### Task to carry out
Your task is to write out the complete listing exactly as it is shown.

:: Given data

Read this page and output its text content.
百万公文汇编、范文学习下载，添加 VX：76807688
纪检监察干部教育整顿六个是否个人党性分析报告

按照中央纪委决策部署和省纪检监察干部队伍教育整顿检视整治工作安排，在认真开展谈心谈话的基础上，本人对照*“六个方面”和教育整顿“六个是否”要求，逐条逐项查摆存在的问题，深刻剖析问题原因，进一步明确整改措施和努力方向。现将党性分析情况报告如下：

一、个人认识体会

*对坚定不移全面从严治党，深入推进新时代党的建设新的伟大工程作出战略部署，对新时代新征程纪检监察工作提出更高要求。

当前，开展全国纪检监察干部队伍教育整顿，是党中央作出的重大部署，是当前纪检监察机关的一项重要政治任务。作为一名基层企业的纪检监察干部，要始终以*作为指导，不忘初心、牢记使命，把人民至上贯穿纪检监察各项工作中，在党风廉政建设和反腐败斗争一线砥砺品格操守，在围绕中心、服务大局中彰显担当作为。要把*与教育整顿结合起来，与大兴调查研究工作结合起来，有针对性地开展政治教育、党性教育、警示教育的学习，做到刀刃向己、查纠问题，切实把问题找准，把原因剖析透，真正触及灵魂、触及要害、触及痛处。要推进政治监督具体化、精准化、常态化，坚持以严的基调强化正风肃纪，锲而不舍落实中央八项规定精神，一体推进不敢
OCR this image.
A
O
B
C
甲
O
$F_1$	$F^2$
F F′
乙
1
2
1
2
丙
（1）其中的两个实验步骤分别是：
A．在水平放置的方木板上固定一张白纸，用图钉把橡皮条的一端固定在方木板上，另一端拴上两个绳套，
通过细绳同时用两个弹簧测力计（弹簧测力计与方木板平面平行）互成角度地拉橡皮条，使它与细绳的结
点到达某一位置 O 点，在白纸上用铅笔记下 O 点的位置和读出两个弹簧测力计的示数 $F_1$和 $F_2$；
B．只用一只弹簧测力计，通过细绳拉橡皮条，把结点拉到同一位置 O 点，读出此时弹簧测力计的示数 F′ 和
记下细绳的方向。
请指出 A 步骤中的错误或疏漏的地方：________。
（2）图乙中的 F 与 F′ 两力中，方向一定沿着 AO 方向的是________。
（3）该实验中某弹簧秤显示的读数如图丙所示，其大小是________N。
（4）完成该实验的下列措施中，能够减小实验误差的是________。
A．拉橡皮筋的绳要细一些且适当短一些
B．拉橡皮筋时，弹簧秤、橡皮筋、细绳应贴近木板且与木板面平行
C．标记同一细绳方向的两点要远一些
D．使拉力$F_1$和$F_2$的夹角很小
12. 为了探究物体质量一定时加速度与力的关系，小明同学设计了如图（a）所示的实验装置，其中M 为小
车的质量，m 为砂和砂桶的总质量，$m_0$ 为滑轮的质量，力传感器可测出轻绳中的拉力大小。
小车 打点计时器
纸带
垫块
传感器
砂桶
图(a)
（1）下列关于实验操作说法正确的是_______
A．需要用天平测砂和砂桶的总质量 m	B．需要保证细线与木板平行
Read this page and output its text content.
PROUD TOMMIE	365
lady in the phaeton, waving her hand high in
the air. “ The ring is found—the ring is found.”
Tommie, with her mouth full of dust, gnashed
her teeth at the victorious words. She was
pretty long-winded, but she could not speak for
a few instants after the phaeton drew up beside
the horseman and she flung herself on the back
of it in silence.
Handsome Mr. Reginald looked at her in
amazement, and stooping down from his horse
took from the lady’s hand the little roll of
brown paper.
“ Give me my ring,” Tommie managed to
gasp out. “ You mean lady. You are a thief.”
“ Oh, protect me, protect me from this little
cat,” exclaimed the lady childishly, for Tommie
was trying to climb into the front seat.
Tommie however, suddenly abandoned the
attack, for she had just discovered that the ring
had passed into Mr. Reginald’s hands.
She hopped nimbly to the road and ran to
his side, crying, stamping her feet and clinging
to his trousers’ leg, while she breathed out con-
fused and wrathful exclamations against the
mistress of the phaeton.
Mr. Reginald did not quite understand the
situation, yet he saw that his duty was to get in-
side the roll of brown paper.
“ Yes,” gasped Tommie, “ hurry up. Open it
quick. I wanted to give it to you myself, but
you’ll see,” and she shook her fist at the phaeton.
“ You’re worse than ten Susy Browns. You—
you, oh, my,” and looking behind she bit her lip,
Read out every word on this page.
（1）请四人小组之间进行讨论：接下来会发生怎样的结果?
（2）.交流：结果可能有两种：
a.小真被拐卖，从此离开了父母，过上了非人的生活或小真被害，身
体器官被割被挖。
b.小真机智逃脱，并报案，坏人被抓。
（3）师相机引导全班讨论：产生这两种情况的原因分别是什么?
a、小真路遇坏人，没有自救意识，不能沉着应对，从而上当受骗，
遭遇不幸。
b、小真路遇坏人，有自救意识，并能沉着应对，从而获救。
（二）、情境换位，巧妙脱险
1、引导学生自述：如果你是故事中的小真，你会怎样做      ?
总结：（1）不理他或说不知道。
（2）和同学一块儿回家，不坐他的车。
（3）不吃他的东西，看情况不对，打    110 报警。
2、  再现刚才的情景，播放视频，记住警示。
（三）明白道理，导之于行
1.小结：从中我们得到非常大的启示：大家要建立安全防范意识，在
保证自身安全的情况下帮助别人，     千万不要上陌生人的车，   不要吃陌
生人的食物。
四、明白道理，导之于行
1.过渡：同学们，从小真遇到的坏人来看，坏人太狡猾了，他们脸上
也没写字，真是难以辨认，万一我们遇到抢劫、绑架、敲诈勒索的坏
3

::::

### Solution below
Read this page and output its text content.
百万公文汇编、范文学习下载，添加 VX：76807688
纪检监察干部教育整顿六个是否个人党性分析报告

按照中央纪委决策部署和省纪检监察干部队伍教育整顿检视整治工作安排，在认真开展谈心谈话的基础上，本人对照*“六个方面”和教育整顿“六个是否”要求，逐条逐项查摆存在的问题，深刻剖析问题原因，进一步明确整改措施和努力方向。现将党性分析情况报告如下：

一、个人认识体会

*对坚定不移全面从严治党，深入推进新时代党的建设新的伟大工程作出战略部署，对新时代新征程纪检监察工作提出更高要求。

当前，开展全国纪检监察干部队伍教育整顿，是党中央作出的重大部署，是当前纪检监察机关的一项重要政治任务。作为一名基层企业的纪检监察干部，要始终以*作为指导，不忘初心、牢记使命，把人民至上贯穿纪检监察各项工作中，在党风廉政建设和反腐败斗争一线砥砺品格操守，在围绕中心、服务大局中彰显担当作为。要把*与教育整顿结合起来，与大兴调查研究工作结合起来，有针对性地开展政治教育、党性教育、警示教育的学习，做到刀刃向己、查纠问题，切实把问题找准，把原因剖析透，真正触及灵魂、触及要害、触及痛处。要推进政治监督具体化、精准化、常态化，坚持以严的基调强化正风肃纪，锲而不舍落实中央八项规定精神，一体推进不敢
OCR this image.
A
O
B
C
甲
O
$F_1$	$F^2$
F F′
乙
1
2
1
2
丙
（1）其中的两个实验步骤分别是：
A．在水平放置的方木板上固定一张白纸，用图钉把橡皮条的一端固定在方木板上，另一端拴上两个绳套，
通过细绳同时用两个弹簧测力计（弹簧测力计与方木板平面平行）互成角度地拉橡皮条，使它与细绳的结
点到达某一位置 O 点，在白纸上用铅笔记下 O 点的位置和读出两个弹簧测力计的示数 $F_1$和 $F_2$；
B．只用一只弹簧测力计，通过细绳拉橡皮条，把结点拉到同一位置 O 点，读出此时弹簧测力计的示数 F′ 和
记下细绳的方向。
请指出 A 步骤中的错误或疏漏的地方：________。
（2）图乙中的 F 与 F′ 两力中，方向一定沿着 AO 方向的是________。
（3）该实验中某弹簧秤显示的读数如图丙所示，其大小是________N。
（4）完成该实验的下列措施中，能够减小实验误差的是________。
A．拉橡皮筋的绳要细一些且适当短一些
B．拉橡皮筋时，弹簧秤、橡皮筋、细绳应贴近木板且与木板面平行
C．标记同一细绳方向的两点要远一些
D．使拉力$F_1$和$F_2$的夹角很小
12. 为了探究物体质量一定时加速度与力的关系，小明同学设计了如图（a）所示的实验装置，其中M 为小
车的质量，m 为砂和砂桶的总质量，$m_0$ 为滑轮的质量，力传感器可测出轻绳中的拉力大小。
小车 打点计时器
纸带
垫块
传感器
砂桶
图(a)
（1）下列关于实验操作说法正确的是_______
A．需要用天平测砂和砂桶的总质量 m	B．需要保证细线与木板平行
Read this page and output its text content.
PROUD TOMMIE	365
lady in the phaeton, waving her hand high in
the air. “ The ring is found—the ring is found.”
Tommie, with her mouth full of dust, gnashed
her teeth at the victorious words. She was
pretty long-winded, but she could not speak for
a few instants after the phaeton drew up beside
the horseman and she flung herself on the back
of it in silence.
Handsome Mr. Reginald looked at her in
amazement, and stooping down from his horse
took from the lady’s hand the little roll of
brown paper.
“ Give me my ring,” Tommie managed to
gasp out. “ You mean lady. You are a thief.”
“ Oh, protect me, protect me from this little
cat,” exclaimed the lady childishly, for Tommie
was trying to climb into the front seat.
Tommie however, suddenly abandoned the
attack, for she had just discovered that the ring
had passed into Mr. Reginald’s hands.
She hopped nimbly to the road and ran to
his side, crying, stamping her feet and clinging
to his trousers’ leg, while she breathed out con-
fused and wrathful exclamations against the
mistress of the phaeton.
Mr. Reginald did not quite understand the
situation, yet he saw that his duty was to get in-
side the roll of brown paper.
“ Yes,” gasped Tommie, “ hurry up. Open it
quick. I wanted to give it to you myself, but
you’ll see,” and she shook her fist at the phaeton.
“ You’re worse than ten Susy Browns. You—
you, oh, my,” and looking behind she bit her lip,
Read out every word on this page.
（1）请四人小组之间进行讨论：接下来会发生怎样的结果?
（2）.交流：结果可能有两种：
a.小真被拐卖，从此离开了父母，过上了非人的生活或小真被害，身
体器官被割被挖。
b.小真机智逃脱，并报案，坏人被抓。
（3）师相机引导全班讨论：产生这两种情况的原因分别是什么?
a、小真路遇坏人，没有自救意识，不能沉着应对，从而上当受骗，
遭遇不幸。
b、小真路遇坏人，有自救意识，并能沉着应对，从而获救。
（二）、情境换位，巧妙脱险
1、引导学生自述：如果你是故事中的小真，你会怎样做      ?
总结：（1）不理他或说不知道。
（2）和同学一块儿回家，不坐他的车。
（3）不吃他的东西，看情况不对，打    110 报警。
2、  再现刚才的情景，播放视频，记住警示。
（三）明白道理，导之于行
1.小结：从中我们得到非常大的启示：大家要建立安全防范意识，在
保证自身安全的情况下帮助别人，     千万不要上陌生人的车，   不要吃陌
生人的食物。
四、明白道理，导之于行
1.过渡：同学们，从小真遇到的坏人来看，坏人太狡猾了，他们脸上
也没写字，真是难以辨认，万一我们遇到抢劫、绑架、敲诈勒索的坏
3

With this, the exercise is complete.